**Exercise instructions**
Copy out each line below exactly as it appears.

# Records start

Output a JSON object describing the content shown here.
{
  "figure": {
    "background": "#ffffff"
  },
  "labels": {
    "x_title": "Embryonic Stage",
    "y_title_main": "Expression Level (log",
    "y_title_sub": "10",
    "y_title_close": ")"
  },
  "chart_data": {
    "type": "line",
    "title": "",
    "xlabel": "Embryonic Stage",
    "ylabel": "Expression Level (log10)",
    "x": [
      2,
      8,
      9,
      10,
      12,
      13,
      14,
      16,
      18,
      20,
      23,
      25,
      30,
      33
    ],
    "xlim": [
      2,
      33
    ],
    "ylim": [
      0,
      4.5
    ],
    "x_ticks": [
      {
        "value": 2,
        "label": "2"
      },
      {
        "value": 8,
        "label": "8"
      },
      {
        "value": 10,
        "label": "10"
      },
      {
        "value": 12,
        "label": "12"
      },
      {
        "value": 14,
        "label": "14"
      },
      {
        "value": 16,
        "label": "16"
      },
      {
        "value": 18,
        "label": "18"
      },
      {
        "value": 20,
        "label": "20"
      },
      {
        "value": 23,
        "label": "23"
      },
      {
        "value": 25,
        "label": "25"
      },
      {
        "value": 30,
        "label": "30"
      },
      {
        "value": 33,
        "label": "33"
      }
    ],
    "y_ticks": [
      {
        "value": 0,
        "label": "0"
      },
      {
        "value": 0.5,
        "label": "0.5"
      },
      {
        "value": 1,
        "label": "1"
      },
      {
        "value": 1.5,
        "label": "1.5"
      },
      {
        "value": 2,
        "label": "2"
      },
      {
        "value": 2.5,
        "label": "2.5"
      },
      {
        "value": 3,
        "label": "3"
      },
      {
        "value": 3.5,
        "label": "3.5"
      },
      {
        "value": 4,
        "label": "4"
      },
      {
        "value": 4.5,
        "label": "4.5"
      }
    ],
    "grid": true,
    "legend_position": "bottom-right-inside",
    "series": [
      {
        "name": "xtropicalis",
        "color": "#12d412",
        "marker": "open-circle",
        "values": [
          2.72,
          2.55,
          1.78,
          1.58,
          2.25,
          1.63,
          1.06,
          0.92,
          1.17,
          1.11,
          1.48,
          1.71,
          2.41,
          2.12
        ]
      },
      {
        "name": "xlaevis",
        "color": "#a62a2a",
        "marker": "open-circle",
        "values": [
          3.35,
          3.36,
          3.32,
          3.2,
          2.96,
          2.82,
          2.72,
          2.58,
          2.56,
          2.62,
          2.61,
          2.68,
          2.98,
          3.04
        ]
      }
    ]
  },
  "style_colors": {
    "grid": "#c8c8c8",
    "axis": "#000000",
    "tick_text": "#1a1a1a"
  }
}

# Records end

**Solved problem**
Output a JSON object describing the content shown here.
{
  "figure": {
    "background": "#ffffff"
  },
  "labels": {
    "x_title": "Embryonic Stage",
    "y_title_main": "Expression Level (log",
    "y_title_sub": "10",
    "y_title_close": ")"
  },
  "chart_data": {
    "type": "line",
    "title": "",
    "xlabel": "Embryonic Stage",
    "ylabel": "Expression Level (log10)",
    "x": [
      2,
      8,
      9,
      10,
      12,
      13,
      14,
      16,
      18,
      20,
      23,
      25,
      30,
      33
    ],
    "xlim": [
      2,
      33
    ],
    "ylim": [
      0,
      4.5
    ],
    "x_ticks": [
      {
        "value": 2,
        "label": "2"
      },
      {
        "value": 8,
        "label": "8"
      },
      {
        "value": 10,
        "label": "10"
      },
      {
        "value": 12,
        "label": "12"
      },
      {
        "value": 14,
        "label": "14"
      },
      {
        "value": 16,
        "label": "16"
      },
      {
        "value": 18,
        "label": "18"
      },
      {
        "value": 20,
        "label": "20"
      },
      {
        "value": 23,
        "label": "23"
      },
      {
        "value": 25,
        "label": "25"
      },
      {
        "value": 30,
        "label": "30"
      },
      {
        "value": 33,
        "label": "33"
      }
    ],
    "y_ticks": [
      {
        "value": 0,
        "label": "0"
      },
      {
        "value": 0.5,
        "label": "0.5"
      },
      {
        "value": 1,
        "label": "1"
      },
      {
        "value": 1.5,
        "label": "1.5"
      },
      {
        "value": 2,
        "label": "2"
      },
      {
        "value": 2.5,
        "label": "2.5"
      },
      {
        "value": 3,
        "label": "3"
      },
      {
        "value": 3.5,
        "label": "3.5"
      },
      {
        "value": 4,
        "label": "4"
      },
      {
        "value": 4.5,
        "label": "4.5"
      }
    ],
    "grid": true,
    "legend_position": "bottom-right-inside",
    "series": [
      {
        "name": "xtropicalis",
        "color": "#12d412",
        "marker": "open-circle",
        "values": [
          2.72,
          2.55,
          1.78,
          1.58,
          2.25,
          1.63,
          1.06,
          0.92,
          1.17,
          1.11,
          1.48,
          1.71,
          2.41,
          2.12
        ]
      },
      {
        "name": "xlaevis",
        "color": "#a62a2a",
        "marker": "open-circle",
        "values": [
          3.35,
          3.36,
          3.32,
          3.2,
          2.96,
          2.82,
          2.72,
          2.58,
          2.56,
          2.62,
          2.61,
          2.68,
          2.98,
          3.04
        ]
      }
    ]
  },
  "style_colors": {
    "grid": "#c8c8c8",
    "axis": "#000000",
    "tick_text": "#1a1a1a"
  }
}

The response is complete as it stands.